───── GIVEN DATA ─────

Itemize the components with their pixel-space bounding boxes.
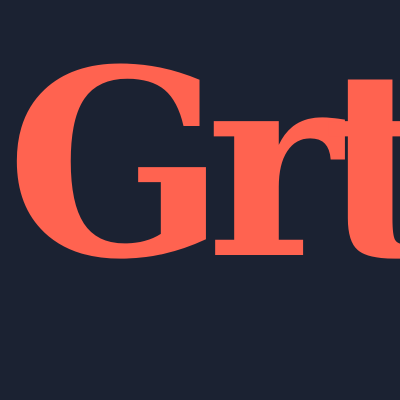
logo-letter-t: t (322, 13, 400, 316)
logo-letter-r: r (206, 13, 342, 316)
logo-letter-g: G (6, 13, 226, 316)
logo-wordmark: Grt (6, 36, 400, 294)
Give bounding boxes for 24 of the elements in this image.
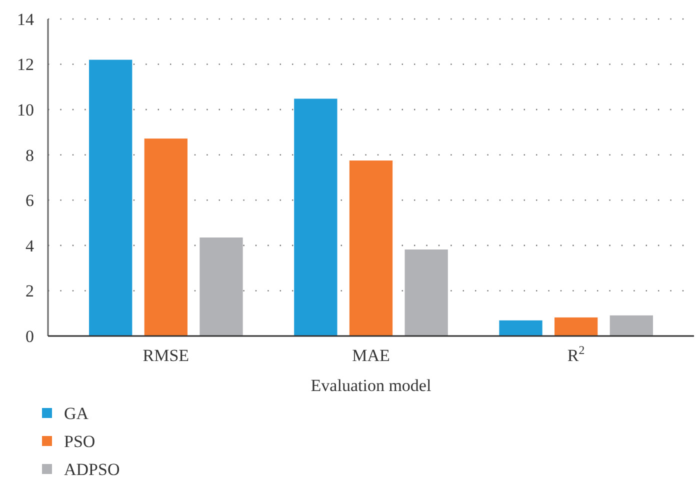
y-tick-label: 10 xyxy=(17,100,34,120)
y-tick-label: 8 xyxy=(26,146,34,165)
legend-label: GA xyxy=(64,404,90,423)
bar xyxy=(144,138,188,336)
x-tick-label: RMSE xyxy=(142,346,190,365)
bar xyxy=(200,238,243,336)
bar xyxy=(499,320,542,336)
y-tick-label: 14 xyxy=(17,10,34,29)
y-tick-label: 2 xyxy=(26,282,34,301)
y-tick-label: 12 xyxy=(17,55,34,74)
bar xyxy=(294,98,338,336)
y-tick-label: 6 xyxy=(26,191,34,210)
legend-label: PSO xyxy=(64,432,96,451)
bar xyxy=(610,315,653,336)
y-tick-label: 0 xyxy=(26,326,34,346)
bar xyxy=(89,60,132,336)
x-tick-label: R$^{2}$ xyxy=(567,343,585,365)
bar xyxy=(349,160,393,336)
y-tick-label: 4 xyxy=(26,236,34,256)
bar xyxy=(554,317,598,336)
x-axis-title: Evaluation model xyxy=(310,376,432,395)
x-tick-label: MAE xyxy=(352,346,390,365)
legend-label: ADPSO xyxy=(64,460,120,479)
bar xyxy=(404,250,448,336)
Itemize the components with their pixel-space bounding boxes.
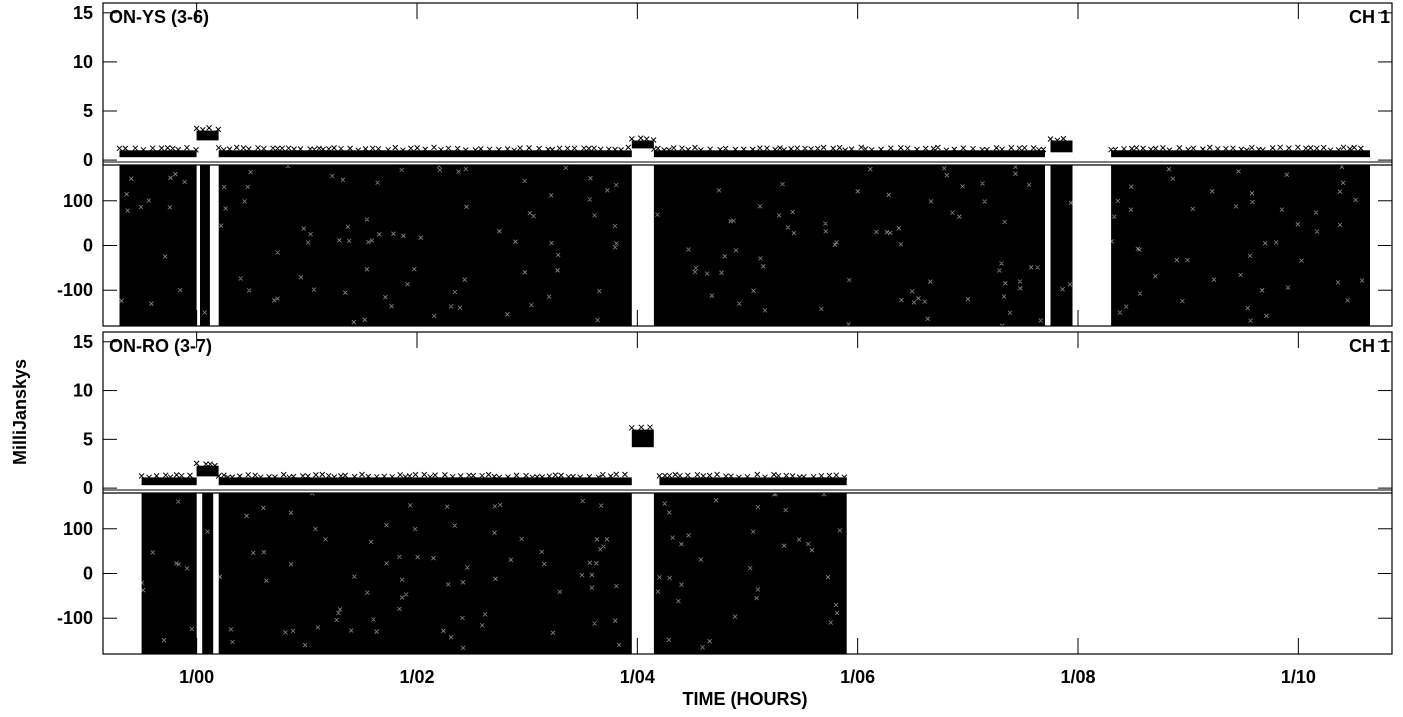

─────

TASK:
Can you copy out every one of the lines above word for word, omitting the pictures?

RESULT:
Itemize the components with their pixel-space bounding boxes.
logo-letter-t: t (322, 13, 400, 316)
logo-letter-r: r (206, 13, 342, 316)
logo-letter-g: G (6, 13, 226, 316)
logo-wordmark: Grt (6, 36, 400, 294)
Give bounding boxes for 24 of the elements in this image.
y-tick-label: 10 xyxy=(17,100,34,120)
y-tick-label: 8 xyxy=(26,146,34,165)
legend-label: GA xyxy=(64,404,90,423)
bar xyxy=(144,138,188,336)
x-tick-label: RMSE xyxy=(142,346,190,365)
bar xyxy=(200,238,243,336)
bar xyxy=(499,320,542,336)
y-tick-label: 14 xyxy=(17,10,34,29)
y-tick-label: 2 xyxy=(26,282,34,301)
y-tick-label: 12 xyxy=(17,55,34,74)
bar xyxy=(294,98,338,336)
y-tick-label: 6 xyxy=(26,191,34,210)
legend-label: PSO xyxy=(64,432,96,451)
bar xyxy=(610,315,653,336)
y-tick-label: 0 xyxy=(26,326,34,346)
bar xyxy=(89,60,132,336)
x-tick-label: R$^{2}$ xyxy=(567,343,585,365)
bar xyxy=(349,160,393,336)
y-tick-label: 4 xyxy=(26,236,34,256)
bar xyxy=(554,317,598,336)
x-axis-title: Evaluation model xyxy=(310,376,432,395)
x-tick-label: MAE xyxy=(352,346,390,365)
legend-label: ADPSO xyxy=(64,460,120,479)
bar xyxy=(404,250,448,336)
Itemize the components with their pixel-space bounding boxes.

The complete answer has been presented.